**Problem:** From the listing below, pick out each line with the word "主要造林树种种子等级".

**Dataset rows:**
* Begin *

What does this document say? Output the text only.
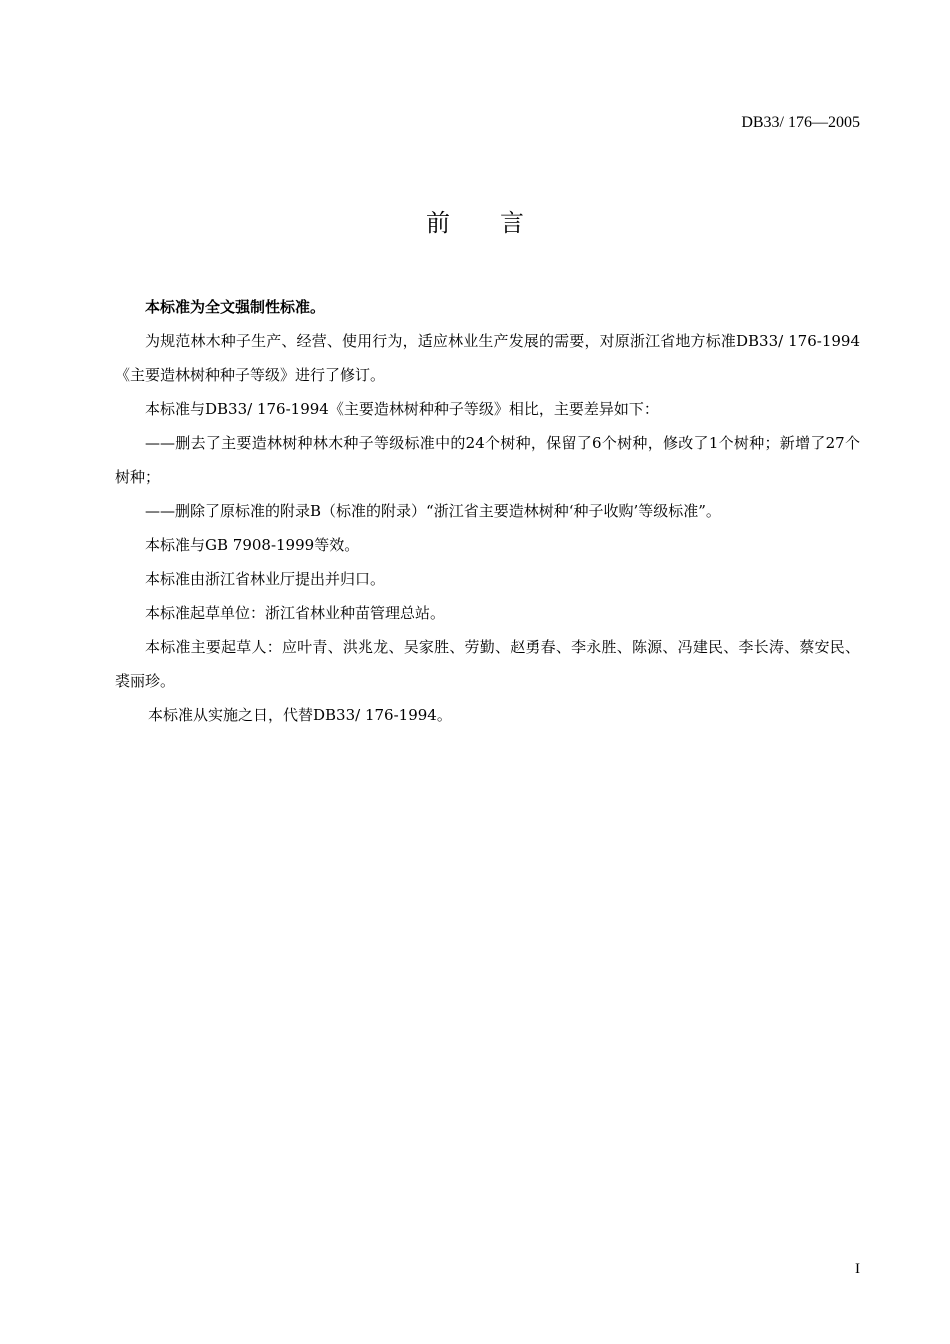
DB33/ 176—2005
前言

本标准为全文强制性标准。

为规范林木种子生产、经营、使用行为，适应林业生产发展的需要，对原浙江省地方标准DB33/ 176-1994《主要造林树种种子等级》进行了修订。

本标准与DB33/ 176-1994《主要造林树种种子等级》相比，主要差异如下：

——删去了主要造林树种林木种子等级标准中的24个树种，保留了6个树种，修改了1个树种；新增了27个树种；

——删除了原标准的附录B（标准的附录）“浙江省主要造林树种‘种子收购’等级标准”。

本标准与GB 7908-1999等效。

本标准由浙江省林业厅提出并归口。

本标准起草单位：浙江省林业种苗管理总站。

本标准主要起草人：应叶青、洪兆龙、吴家胜、劳勤、赵勇春、李永胜、陈源、冯建民、李长涛、蔡安民、裘丽珍。

本标准从实施之日，代替DB33/ 176-1994。

I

* End *

**Complete output:**
为规范林木种子生产、经营、使用行为，适应林业生产发展的需要，对原浙江省地方标准DB33/ 176-1994《主要造林树种种子等级》进行了修订。
本标准与DB33/ 176-1994《主要造林树种种子等级》相比，主要差异如下：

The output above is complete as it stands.